» INSTRUCTIONS FOR THE TASK
Reply only with how many lines contain the word "iBoxx".

» RECORDS

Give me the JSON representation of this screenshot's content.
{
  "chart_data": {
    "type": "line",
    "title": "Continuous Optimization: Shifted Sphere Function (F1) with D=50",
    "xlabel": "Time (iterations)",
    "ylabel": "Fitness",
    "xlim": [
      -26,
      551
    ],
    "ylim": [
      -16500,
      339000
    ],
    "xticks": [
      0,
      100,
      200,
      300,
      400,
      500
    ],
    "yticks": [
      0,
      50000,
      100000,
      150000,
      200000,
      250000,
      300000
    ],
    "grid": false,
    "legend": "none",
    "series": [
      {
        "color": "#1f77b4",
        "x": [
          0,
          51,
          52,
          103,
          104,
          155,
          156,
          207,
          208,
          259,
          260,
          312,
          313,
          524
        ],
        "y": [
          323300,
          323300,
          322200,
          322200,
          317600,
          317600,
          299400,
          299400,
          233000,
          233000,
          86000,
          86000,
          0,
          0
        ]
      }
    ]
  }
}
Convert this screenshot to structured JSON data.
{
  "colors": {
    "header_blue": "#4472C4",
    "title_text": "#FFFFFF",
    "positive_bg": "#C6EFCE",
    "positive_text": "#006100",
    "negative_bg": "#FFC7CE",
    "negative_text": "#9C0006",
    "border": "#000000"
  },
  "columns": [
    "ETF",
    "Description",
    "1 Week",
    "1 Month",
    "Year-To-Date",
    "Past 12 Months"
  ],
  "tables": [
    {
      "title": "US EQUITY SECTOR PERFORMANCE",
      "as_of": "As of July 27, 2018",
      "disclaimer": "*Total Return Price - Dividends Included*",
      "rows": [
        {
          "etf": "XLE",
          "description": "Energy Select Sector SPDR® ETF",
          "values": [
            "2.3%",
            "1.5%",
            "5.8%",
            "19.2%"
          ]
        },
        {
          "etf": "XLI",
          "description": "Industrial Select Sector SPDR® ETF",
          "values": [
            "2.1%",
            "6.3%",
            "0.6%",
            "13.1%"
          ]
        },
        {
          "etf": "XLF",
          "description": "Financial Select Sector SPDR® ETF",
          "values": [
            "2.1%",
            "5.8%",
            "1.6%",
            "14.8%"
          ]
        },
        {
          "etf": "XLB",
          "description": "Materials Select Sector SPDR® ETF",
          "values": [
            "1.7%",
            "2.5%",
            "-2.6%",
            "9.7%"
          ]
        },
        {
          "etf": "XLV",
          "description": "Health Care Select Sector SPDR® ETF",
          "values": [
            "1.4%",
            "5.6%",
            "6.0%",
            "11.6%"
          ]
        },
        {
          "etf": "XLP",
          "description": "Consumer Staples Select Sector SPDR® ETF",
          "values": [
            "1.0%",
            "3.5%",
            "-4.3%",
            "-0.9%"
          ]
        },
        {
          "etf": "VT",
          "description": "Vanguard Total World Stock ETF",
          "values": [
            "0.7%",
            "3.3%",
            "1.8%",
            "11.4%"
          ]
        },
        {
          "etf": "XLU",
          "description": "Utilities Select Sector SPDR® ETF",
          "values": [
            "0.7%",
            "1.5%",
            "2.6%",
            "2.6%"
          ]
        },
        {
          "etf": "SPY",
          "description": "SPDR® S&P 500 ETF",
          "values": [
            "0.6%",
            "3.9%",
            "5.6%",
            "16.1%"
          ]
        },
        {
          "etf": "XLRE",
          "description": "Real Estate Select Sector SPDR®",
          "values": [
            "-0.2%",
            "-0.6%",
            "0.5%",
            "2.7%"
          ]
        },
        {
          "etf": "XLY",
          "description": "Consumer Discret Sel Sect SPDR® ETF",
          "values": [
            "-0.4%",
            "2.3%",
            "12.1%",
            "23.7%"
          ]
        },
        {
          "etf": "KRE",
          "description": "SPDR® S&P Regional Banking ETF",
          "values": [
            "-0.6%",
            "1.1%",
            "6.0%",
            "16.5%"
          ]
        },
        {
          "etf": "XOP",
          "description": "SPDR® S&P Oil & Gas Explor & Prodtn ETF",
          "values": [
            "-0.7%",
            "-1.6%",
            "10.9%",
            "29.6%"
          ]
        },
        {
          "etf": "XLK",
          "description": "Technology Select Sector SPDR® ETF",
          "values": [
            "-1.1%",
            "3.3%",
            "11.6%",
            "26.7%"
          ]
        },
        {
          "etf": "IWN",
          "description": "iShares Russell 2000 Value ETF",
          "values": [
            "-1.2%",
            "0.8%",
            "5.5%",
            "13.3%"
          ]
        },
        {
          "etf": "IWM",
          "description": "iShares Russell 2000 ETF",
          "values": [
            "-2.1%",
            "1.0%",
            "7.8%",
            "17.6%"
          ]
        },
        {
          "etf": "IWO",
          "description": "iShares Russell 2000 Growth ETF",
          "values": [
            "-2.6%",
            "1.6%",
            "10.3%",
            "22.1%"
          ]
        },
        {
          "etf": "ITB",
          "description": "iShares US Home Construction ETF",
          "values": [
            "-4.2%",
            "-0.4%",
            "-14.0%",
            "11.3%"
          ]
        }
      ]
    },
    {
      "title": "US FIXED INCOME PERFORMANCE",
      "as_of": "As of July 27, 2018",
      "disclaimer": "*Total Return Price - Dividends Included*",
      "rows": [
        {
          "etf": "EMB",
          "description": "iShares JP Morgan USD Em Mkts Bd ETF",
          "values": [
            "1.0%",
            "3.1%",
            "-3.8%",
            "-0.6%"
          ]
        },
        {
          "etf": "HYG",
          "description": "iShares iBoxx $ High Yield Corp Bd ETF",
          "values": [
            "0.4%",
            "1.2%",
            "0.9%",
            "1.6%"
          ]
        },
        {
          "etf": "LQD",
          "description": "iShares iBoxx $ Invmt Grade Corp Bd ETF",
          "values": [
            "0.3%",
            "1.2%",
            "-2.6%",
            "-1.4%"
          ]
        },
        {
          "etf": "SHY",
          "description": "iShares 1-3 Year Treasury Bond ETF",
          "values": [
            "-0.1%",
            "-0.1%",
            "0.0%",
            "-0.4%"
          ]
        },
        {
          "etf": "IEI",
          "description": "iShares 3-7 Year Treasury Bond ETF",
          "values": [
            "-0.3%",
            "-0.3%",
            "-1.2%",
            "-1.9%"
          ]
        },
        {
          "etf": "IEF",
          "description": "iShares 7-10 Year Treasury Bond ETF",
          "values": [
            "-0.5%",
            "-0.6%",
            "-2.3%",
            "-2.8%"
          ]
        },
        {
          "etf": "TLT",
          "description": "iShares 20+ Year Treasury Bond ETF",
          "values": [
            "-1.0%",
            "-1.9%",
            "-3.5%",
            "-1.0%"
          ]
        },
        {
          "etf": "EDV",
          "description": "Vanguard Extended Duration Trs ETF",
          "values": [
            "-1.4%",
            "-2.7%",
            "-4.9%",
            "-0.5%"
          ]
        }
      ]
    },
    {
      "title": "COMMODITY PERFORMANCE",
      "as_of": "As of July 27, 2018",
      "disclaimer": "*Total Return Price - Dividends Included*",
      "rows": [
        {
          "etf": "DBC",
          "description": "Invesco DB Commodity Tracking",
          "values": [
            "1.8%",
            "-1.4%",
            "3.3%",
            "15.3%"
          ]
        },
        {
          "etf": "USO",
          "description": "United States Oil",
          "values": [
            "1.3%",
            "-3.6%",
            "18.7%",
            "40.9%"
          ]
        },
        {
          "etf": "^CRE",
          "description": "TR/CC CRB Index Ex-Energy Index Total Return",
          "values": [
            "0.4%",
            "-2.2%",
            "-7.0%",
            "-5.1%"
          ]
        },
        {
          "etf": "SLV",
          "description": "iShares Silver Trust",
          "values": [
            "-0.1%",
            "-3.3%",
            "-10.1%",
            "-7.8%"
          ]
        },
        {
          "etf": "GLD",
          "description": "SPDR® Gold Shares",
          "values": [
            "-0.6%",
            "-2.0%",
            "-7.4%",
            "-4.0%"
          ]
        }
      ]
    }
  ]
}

» ANSWER TO THE TASK
2